** start Record set **

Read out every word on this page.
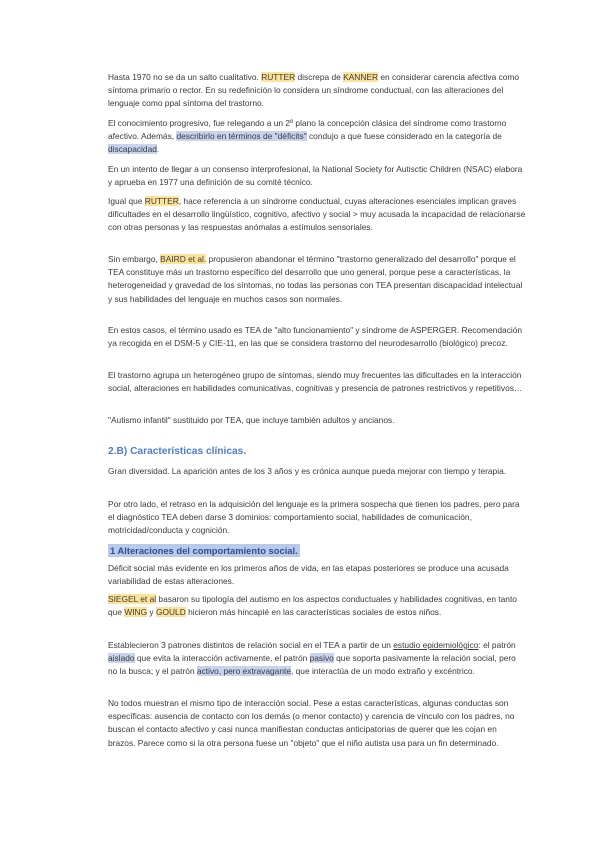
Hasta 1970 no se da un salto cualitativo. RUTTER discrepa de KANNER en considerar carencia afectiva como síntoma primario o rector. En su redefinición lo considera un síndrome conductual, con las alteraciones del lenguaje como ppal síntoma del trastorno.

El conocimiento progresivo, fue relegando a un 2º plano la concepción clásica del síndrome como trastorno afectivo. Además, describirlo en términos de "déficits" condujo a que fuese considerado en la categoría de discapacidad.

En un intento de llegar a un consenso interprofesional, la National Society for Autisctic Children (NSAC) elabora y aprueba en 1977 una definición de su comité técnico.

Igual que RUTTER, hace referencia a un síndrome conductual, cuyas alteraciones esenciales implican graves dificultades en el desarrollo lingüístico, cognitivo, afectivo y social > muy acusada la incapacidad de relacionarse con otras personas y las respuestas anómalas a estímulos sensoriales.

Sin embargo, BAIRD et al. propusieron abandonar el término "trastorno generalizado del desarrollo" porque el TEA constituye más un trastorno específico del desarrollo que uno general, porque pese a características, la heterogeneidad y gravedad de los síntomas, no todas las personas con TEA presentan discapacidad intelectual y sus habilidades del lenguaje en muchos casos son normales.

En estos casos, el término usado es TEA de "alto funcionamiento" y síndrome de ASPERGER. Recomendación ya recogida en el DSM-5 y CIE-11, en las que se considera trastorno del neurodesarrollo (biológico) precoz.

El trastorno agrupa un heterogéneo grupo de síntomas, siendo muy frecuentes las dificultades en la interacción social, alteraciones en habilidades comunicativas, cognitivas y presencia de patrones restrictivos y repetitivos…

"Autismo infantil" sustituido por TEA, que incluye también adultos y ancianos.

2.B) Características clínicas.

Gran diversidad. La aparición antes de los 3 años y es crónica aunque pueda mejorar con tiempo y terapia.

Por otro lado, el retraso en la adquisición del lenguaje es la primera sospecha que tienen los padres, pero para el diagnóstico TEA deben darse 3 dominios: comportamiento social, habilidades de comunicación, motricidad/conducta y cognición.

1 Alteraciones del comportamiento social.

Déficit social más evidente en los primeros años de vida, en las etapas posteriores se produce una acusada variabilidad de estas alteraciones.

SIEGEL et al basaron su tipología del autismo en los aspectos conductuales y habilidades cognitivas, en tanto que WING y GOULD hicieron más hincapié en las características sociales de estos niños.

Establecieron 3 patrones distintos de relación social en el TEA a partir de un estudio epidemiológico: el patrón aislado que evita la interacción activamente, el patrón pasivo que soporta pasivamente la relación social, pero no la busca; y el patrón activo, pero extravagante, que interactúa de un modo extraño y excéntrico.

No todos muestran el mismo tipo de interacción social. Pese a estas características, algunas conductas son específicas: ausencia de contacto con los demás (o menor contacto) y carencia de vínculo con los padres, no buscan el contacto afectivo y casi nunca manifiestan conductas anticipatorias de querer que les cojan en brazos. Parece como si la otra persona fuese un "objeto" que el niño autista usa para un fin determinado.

** end Record set **

> **Stated goal**
Which lines include "para"? Copy each of them out.

> **Result of the exercise**
Por otro lado, el retraso en la adquisición del lenguaje es la primera sospecha que tienen los padres, pero para el diagnóstico TEA deben darse 3 dominios: comportamiento social, habilidades de comunicación, motricidad/conducta y cognición.
No todos muestran el mismo tipo de interacción social. Pese a estas características, algunas conductas son específicas: ausencia de contacto con los demás (o menor contacto) y carencia de vínculo con los padres, no buscan el contacto afectivo y casi nunca manifiestan conductas anticipatorias de querer que les cojan en brazos. Parece como si la otra persona fuese un "objeto" que el niño autista usa para un fin determinado.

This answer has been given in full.